> [What you should do]: Write the records below out in full, character for character, with no pictures.

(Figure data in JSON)
(begin)

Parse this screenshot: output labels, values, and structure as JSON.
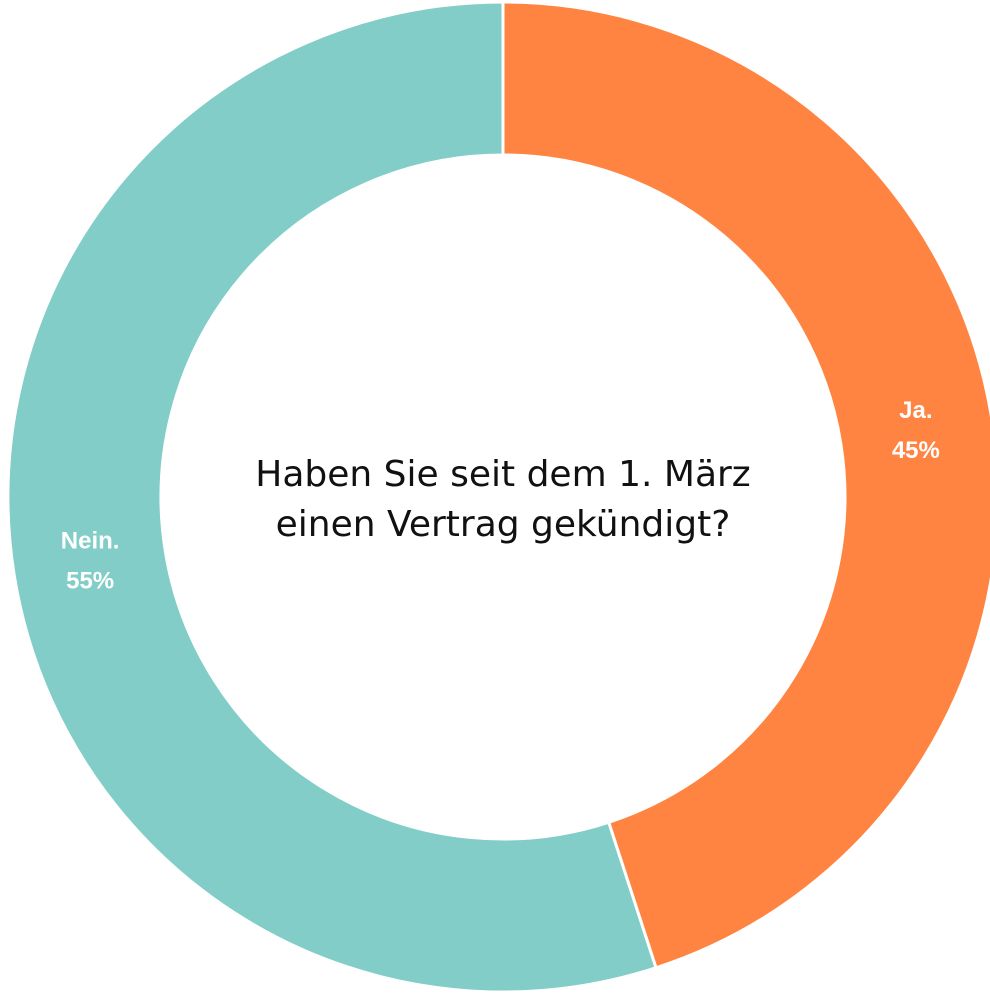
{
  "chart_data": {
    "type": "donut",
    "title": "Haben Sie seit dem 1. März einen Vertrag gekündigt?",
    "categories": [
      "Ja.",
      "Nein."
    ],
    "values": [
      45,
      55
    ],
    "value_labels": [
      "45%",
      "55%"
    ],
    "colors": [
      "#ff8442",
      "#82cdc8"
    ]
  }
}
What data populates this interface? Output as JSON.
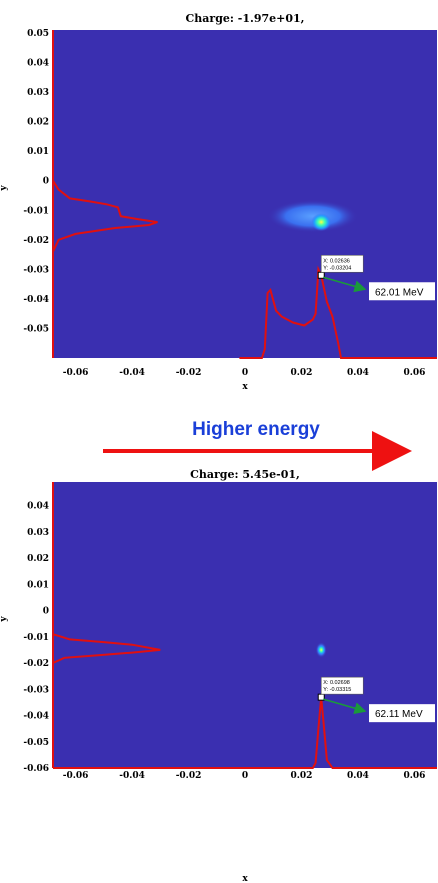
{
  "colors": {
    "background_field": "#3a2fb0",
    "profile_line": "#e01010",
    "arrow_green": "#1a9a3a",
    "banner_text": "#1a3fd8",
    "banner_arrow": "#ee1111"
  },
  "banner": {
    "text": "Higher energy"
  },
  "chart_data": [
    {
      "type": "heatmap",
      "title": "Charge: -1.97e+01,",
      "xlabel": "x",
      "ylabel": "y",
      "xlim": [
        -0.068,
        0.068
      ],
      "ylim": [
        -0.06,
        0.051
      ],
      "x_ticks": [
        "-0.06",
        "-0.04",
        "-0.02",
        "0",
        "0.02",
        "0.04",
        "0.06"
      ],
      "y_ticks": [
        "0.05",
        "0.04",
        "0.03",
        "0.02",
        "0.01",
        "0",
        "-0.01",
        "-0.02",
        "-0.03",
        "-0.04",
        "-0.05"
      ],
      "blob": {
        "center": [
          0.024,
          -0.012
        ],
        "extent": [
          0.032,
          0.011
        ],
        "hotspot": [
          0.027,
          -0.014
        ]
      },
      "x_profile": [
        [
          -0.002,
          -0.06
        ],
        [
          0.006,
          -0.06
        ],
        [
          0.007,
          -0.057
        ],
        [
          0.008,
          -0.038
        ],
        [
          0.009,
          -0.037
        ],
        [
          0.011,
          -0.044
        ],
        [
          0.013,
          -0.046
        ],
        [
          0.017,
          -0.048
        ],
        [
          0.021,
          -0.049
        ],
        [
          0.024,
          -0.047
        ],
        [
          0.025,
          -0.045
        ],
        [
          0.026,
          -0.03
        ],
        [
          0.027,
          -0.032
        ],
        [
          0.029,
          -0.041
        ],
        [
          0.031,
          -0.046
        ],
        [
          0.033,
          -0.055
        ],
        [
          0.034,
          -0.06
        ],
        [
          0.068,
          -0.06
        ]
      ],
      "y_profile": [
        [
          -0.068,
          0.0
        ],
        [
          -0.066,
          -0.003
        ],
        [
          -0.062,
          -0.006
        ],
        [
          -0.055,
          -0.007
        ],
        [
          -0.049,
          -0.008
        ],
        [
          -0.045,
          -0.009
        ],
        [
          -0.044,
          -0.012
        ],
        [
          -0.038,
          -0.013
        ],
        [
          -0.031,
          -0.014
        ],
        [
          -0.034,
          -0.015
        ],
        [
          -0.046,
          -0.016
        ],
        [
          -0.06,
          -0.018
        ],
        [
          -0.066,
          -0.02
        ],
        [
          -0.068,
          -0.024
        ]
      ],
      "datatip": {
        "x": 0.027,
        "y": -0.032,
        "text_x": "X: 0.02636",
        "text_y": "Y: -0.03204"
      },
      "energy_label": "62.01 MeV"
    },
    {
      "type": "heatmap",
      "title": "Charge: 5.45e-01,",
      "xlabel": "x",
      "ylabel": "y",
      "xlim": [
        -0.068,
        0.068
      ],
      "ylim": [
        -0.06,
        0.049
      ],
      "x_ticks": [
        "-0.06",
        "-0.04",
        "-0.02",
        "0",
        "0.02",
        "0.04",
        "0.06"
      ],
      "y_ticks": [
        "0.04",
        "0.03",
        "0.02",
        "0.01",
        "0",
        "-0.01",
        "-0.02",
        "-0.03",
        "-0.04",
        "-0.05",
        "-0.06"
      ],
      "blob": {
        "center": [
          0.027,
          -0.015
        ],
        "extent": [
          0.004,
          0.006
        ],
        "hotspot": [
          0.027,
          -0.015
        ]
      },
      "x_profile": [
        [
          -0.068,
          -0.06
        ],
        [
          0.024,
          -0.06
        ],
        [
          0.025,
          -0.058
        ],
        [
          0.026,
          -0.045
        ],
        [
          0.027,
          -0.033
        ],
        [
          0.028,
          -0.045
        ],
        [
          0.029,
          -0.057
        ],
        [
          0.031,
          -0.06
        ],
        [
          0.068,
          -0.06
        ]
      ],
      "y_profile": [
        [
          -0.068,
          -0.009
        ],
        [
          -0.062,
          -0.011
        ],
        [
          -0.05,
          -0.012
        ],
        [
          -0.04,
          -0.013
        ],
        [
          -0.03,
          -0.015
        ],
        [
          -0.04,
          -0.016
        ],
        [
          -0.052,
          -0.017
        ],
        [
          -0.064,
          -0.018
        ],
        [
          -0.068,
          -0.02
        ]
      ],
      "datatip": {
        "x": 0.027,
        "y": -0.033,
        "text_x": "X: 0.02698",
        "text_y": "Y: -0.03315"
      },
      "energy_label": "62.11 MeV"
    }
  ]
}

(end)

> [Task output]:
Parse this screenshot: output labels, values, and structure as JSON.
{
  "chart_data": {
    "type": "donut",
    "title": "Haben Sie seit dem 1. März einen Vertrag gekündigt?",
    "categories": [
      "Ja.",
      "Nein."
    ],
    "values": [
      45,
      55
    ],
    "value_labels": [
      "45%",
      "55%"
    ],
    "colors": [
      "#ff8442",
      "#82cdc8"
    ]
  }
}
What data populates this interface? Output as JSON.
{
  "colors": {
    "background_field": "#3a2fb0",
    "profile_line": "#e01010",
    "arrow_green": "#1a9a3a",
    "banner_text": "#1a3fd8",
    "banner_arrow": "#ee1111"
  },
  "banner": {
    "text": "Higher energy"
  },
  "chart_data": [
    {
      "type": "heatmap",
      "title": "Charge: -1.97e+01,",
      "xlabel": "x",
      "ylabel": "y",
      "xlim": [
        -0.068,
        0.068
      ],
      "ylim": [
        -0.06,
        0.051
      ],
      "x_ticks": [
        "-0.06",
        "-0.04",
        "-0.02",
        "0",
        "0.02",
        "0.04",
        "0.06"
      ],
      "y_ticks": [
        "0.05",
        "0.04",
        "0.03",
        "0.02",
        "0.01",
        "0",
        "-0.01",
        "-0.02",
        "-0.03",
        "-0.04",
        "-0.05"
      ],
      "blob": {
        "center": [
          0.024,
          -0.012
        ],
        "extent": [
          0.032,
          0.011
        ],
        "hotspot": [
          0.027,
          -0.014
        ]
      },
      "x_profile": [
        [
          -0.002,
          -0.06
        ],
        [
          0.006,
          -0.06
        ],
        [
          0.007,
          -0.057
        ],
        [
          0.008,
          -0.038
        ],
        [
          0.009,
          -0.037
        ],
        [
          0.011,
          -0.044
        ],
        [
          0.013,
          -0.046
        ],
        [
          0.017,
          -0.048
        ],
        [
          0.021,
          -0.049
        ],
        [
          0.024,
          -0.047
        ],
        [
          0.025,
          -0.045
        ],
        [
          0.026,
          -0.03
        ],
        [
          0.027,
          -0.032
        ],
        [
          0.029,
          -0.041
        ],
        [
          0.031,
          -0.046
        ],
        [
          0.033,
          -0.055
        ],
        [
          0.034,
          -0.06
        ],
        [
          0.068,
          -0.06
        ]
      ],
      "y_profile": [
        [
          -0.068,
          0.0
        ],
        [
          -0.066,
          -0.003
        ],
        [
          -0.062,
          -0.006
        ],
        [
          -0.055,
          -0.007
        ],
        [
          -0.049,
          -0.008
        ],
        [
          -0.045,
          -0.009
        ],
        [
          -0.044,
          -0.012
        ],
        [
          -0.038,
          -0.013
        ],
        [
          -0.031,
          -0.014
        ],
        [
          -0.034,
          -0.015
        ],
        [
          -0.046,
          -0.016
        ],
        [
          -0.06,
          -0.018
        ],
        [
          -0.066,
          -0.02
        ],
        [
          -0.068,
          -0.024
        ]
      ],
      "datatip": {
        "x": 0.027,
        "y": -0.032,
        "text_x": "X: 0.02636",
        "text_y": "Y: -0.03204"
      },
      "energy_label": "62.01 MeV"
    },
    {
      "type": "heatmap",
      "title": "Charge: 5.45e-01,",
      "xlabel": "x",
      "ylabel": "y",
      "xlim": [
        -0.068,
        0.068
      ],
      "ylim": [
        -0.06,
        0.049
      ],
      "x_ticks": [
        "-0.06",
        "-0.04",
        "-0.02",
        "0",
        "0.02",
        "0.04",
        "0.06"
      ],
      "y_ticks": [
        "0.04",
        "0.03",
        "0.02",
        "0.01",
        "0",
        "-0.01",
        "-0.02",
        "-0.03",
        "-0.04",
        "-0.05",
        "-0.06"
      ],
      "blob": {
        "center": [
          0.027,
          -0.015
        ],
        "extent": [
          0.004,
          0.006
        ],
        "hotspot": [
          0.027,
          -0.015
        ]
      },
      "x_profile": [
        [
          -0.068,
          -0.06
        ],
        [
          0.024,
          -0.06
        ],
        [
          0.025,
          -0.058
        ],
        [
          0.026,
          -0.045
        ],
        [
          0.027,
          -0.033
        ],
        [
          0.028,
          -0.045
        ],
        [
          0.029,
          -0.057
        ],
        [
          0.031,
          -0.06
        ],
        [
          0.068,
          -0.06
        ]
      ],
      "y_profile": [
        [
          -0.068,
          -0.009
        ],
        [
          -0.062,
          -0.011
        ],
        [
          -0.05,
          -0.012
        ],
        [
          -0.04,
          -0.013
        ],
        [
          -0.03,
          -0.015
        ],
        [
          -0.04,
          -0.016
        ],
        [
          -0.052,
          -0.017
        ],
        [
          -0.064,
          -0.018
        ],
        [
          -0.068,
          -0.02
        ]
      ],
      "datatip": {
        "x": 0.027,
        "y": -0.033,
        "text_x": "X: 0.02698",
        "text_y": "Y: -0.03315"
      },
      "energy_label": "62.11 MeV"
    }
  ]
}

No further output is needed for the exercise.